_Problem to solve_: The entries below should be output exactly as written.

- - -

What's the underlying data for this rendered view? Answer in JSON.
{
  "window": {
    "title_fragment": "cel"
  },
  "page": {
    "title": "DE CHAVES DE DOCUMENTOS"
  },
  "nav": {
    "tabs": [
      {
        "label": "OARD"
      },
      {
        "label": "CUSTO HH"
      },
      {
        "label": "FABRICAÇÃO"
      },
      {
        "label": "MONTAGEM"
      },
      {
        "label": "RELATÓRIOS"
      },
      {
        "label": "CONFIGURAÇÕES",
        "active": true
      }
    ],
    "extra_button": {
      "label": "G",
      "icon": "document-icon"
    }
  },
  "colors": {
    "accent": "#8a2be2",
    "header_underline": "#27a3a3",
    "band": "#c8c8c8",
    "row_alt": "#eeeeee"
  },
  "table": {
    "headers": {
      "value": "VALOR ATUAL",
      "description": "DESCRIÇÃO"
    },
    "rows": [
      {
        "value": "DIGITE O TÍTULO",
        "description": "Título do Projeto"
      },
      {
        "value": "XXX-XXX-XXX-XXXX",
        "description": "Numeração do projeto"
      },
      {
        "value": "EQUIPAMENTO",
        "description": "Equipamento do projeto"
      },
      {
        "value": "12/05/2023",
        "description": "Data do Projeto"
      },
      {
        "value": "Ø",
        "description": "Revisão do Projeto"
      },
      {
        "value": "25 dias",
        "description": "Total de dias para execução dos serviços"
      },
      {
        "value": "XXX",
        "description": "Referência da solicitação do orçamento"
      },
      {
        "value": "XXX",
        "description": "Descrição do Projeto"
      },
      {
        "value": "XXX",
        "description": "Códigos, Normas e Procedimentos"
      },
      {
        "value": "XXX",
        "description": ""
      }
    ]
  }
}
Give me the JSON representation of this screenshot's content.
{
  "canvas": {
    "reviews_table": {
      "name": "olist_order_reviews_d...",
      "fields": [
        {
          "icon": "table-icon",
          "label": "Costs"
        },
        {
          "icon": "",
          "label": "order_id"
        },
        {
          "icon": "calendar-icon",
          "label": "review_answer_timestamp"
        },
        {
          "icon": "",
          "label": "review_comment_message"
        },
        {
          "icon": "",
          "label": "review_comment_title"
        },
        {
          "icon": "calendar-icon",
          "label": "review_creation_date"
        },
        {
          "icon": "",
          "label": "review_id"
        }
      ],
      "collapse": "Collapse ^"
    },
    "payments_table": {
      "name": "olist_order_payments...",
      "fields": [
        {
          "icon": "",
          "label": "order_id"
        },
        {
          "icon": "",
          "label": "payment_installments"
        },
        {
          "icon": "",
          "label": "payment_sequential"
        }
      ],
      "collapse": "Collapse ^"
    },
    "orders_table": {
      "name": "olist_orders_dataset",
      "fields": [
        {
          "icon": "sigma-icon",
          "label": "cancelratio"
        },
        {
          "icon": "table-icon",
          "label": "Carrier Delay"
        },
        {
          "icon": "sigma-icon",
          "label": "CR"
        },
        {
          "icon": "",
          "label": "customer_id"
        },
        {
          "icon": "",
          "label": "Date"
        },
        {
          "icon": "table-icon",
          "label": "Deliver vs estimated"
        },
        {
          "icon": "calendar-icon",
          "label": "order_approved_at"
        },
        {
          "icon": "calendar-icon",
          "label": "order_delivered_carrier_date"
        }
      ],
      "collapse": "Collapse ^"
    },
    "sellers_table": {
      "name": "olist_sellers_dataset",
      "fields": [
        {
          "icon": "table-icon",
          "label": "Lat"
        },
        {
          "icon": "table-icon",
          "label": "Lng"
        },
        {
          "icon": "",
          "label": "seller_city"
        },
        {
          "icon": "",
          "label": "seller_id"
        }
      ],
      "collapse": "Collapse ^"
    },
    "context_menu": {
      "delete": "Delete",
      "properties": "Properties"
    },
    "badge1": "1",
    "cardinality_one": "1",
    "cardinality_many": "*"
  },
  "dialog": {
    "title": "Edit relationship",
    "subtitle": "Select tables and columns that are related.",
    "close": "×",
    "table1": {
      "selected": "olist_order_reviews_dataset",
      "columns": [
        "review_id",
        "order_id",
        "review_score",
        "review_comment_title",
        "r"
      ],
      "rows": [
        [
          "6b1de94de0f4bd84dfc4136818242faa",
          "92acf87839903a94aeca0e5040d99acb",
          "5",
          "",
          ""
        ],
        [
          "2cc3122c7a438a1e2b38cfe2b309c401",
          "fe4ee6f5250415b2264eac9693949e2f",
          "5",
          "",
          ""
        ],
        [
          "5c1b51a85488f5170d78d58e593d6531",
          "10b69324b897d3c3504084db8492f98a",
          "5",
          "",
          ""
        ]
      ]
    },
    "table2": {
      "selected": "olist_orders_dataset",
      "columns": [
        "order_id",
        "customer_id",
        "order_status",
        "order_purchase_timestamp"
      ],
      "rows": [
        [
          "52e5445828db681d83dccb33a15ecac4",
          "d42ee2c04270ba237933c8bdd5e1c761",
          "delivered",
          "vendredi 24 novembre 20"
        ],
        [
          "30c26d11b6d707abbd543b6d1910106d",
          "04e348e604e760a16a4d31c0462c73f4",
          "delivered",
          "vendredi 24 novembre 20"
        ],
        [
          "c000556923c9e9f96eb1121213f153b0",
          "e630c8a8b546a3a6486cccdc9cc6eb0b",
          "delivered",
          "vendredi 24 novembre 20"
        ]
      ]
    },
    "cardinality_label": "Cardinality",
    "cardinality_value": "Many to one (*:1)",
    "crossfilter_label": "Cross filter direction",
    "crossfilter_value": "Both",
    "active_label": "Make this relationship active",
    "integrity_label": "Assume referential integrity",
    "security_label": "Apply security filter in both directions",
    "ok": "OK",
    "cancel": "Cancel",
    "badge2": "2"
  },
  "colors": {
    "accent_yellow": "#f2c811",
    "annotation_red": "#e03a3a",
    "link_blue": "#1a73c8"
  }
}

- - -

_Problem solution_:
What's the underlying data for this rendered view? Answer in JSON.
{
  "window": {
    "title_fragment": "cel"
  },
  "page": {
    "title": "DE CHAVES DE DOCUMENTOS"
  },
  "nav": {
    "tabs": [
      {
        "label": "OARD"
      },
      {
        "label": "CUSTO HH"
      },
      {
        "label": "FABRICAÇÃO"
      },
      {
        "label": "MONTAGEM"
      },
      {
        "label": "RELATÓRIOS"
      },
      {
        "label": "CONFIGURAÇÕES",
        "active": true
      }
    ],
    "extra_button": {
      "label": "G",
      "icon": "document-icon"
    }
  },
  "colors": {
    "accent": "#8a2be2",
    "header_underline": "#27a3a3",
    "band": "#c8c8c8",
    "row_alt": "#eeeeee"
  },
  "table": {
    "headers": {
      "value": "VALOR ATUAL",
      "description": "DESCRIÇÃO"
    },
    "rows": [
      {
        "value": "DIGITE O TÍTULO",
        "description": "Título do Projeto"
      },
      {
        "value": "XXX-XXX-XXX-XXXX",
        "description": "Numeração do projeto"
      },
      {
        "value": "EQUIPAMENTO",
        "description": "Equipamento do projeto"
      },
      {
        "value": "12/05/2023",
        "description": "Data do Projeto"
      },
      {
        "value": "Ø",
        "description": "Revisão do Projeto"
      },
      {
        "value": "25 dias",
        "description": "Total de dias para execução dos serviços"
      },
      {
        "value": "XXX",
        "description": "Referência da solicitação do orçamento"
      },
      {
        "value": "XXX",
        "description": "Descrição do Projeto"
      },
      {
        "value": "XXX",
        "description": "Códigos, Normas e Procedimentos"
      },
      {
        "value": "XXX",
        "description": ""
      }
    ]
  }
}
Give me the JSON representation of this screenshot's content.
{
  "canvas": {
    "reviews_table": {
      "name": "olist_order_reviews_d...",
      "fields": [
        {
          "icon": "table-icon",
          "label": "Costs"
        },
        {
          "icon": "",
          "label": "order_id"
        },
        {
          "icon": "calendar-icon",
          "label": "review_answer_timestamp"
        },
        {
          "icon": "",
          "label": "review_comment_message"
        },
        {
          "icon": "",
          "label": "review_comment_title"
        },
        {
          "icon": "calendar-icon",
          "label": "review_creation_date"
        },
        {
          "icon": "",
          "label": "review_id"
        }
      ],
      "collapse": "Collapse ^"
    },
    "payments_table": {
      "name": "olist_order_payments...",
      "fields": [
        {
          "icon": "",
          "label": "order_id"
        },
        {
          "icon": "",
          "label": "payment_installments"
        },
        {
          "icon": "",
          "label": "payment_sequential"
        }
      ],
      "collapse": "Collapse ^"
    },
    "orders_table": {
      "name": "olist_orders_dataset",
      "fields": [
        {
          "icon": "sigma-icon",
          "label": "cancelratio"
        },
        {
          "icon": "table-icon",
          "label": "Carrier Delay"
        },
        {
          "icon": "sigma-icon",
          "label": "CR"
        },
        {
          "icon": "",
          "label": "customer_id"
        },
        {
          "icon": "",
          "label": "Date"
        },
        {
          "icon": "table-icon",
          "label": "Deliver vs estimated"
        },
        {
          "icon": "calendar-icon",
          "label": "order_approved_at"
        },
        {
          "icon": "calendar-icon",
          "label": "order_delivered_carrier_date"
        }
      ],
      "collapse": "Collapse ^"
    },
    "sellers_table": {
      "name": "olist_sellers_dataset",
      "fields": [
        {
          "icon": "table-icon",
          "label": "Lat"
        },
        {
          "icon": "table-icon",
          "label": "Lng"
        },
        {
          "icon": "",
          "label": "seller_city"
        },
        {
          "icon": "",
          "label": "seller_id"
        }
      ],
      "collapse": "Collapse ^"
    },
    "context_menu": {
      "delete": "Delete",
      "properties": "Properties"
    },
    "badge1": "1",
    "cardinality_one": "1",
    "cardinality_many": "*"
  },
  "dialog": {
    "title": "Edit relationship",
    "subtitle": "Select tables and columns that are related.",
    "close": "×",
    "table1": {
      "selected": "olist_order_reviews_dataset",
      "columns": [
        "review_id",
        "order_id",
        "review_score",
        "review_comment_title",
        "r"
      ],
      "rows": [
        [
          "6b1de94de0f4bd84dfc4136818242faa",
          "92acf87839903a94aeca0e5040d99acb",
          "5",
          "",
          ""
        ],
        [
          "2cc3122c7a438a1e2b38cfe2b309c401",
          "fe4ee6f5250415b2264eac9693949e2f",
          "5",
          "",
          ""
        ],
        [
          "5c1b51a85488f5170d78d58e593d6531",
          "10b69324b897d3c3504084db8492f98a",
          "5",
          "",
          ""
        ]
      ]
    },
    "table2": {
      "selected": "olist_orders_dataset",
      "columns": [
        "order_id",
        "customer_id",
        "order_status",
        "order_purchase_timestamp"
      ],
      "rows": [
        [
          "52e5445828db681d83dccb33a15ecac4",
          "d42ee2c04270ba237933c8bdd5e1c761",
          "delivered",
          "vendredi 24 novembre 20"
        ],
        [
          "30c26d11b6d707abbd543b6d1910106d",
          "04e348e604e760a16a4d31c0462c73f4",
          "delivered",
          "vendredi 24 novembre 20"
        ],
        [
          "c000556923c9e9f96eb1121213f153b0",
          "e630c8a8b546a3a6486cccdc9cc6eb0b",
          "delivered",
          "vendredi 24 novembre 20"
        ]
      ]
    },
    "cardinality_label": "Cardinality",
    "cardinality_value": "Many to one (*:1)",
    "crossfilter_label": "Cross filter direction",
    "crossfilter_value": "Both",
    "active_label": "Make this relationship active",
    "integrity_label": "Assume referential integrity",
    "security_label": "Apply security filter in both directions",
    "ok": "OK",
    "cancel": "Cancel",
    "badge2": "2"
  },
  "colors": {
    "accent_yellow": "#f2c811",
    "annotation_red": "#e03a3a",
    "link_blue": "#1a73c8"
  }
}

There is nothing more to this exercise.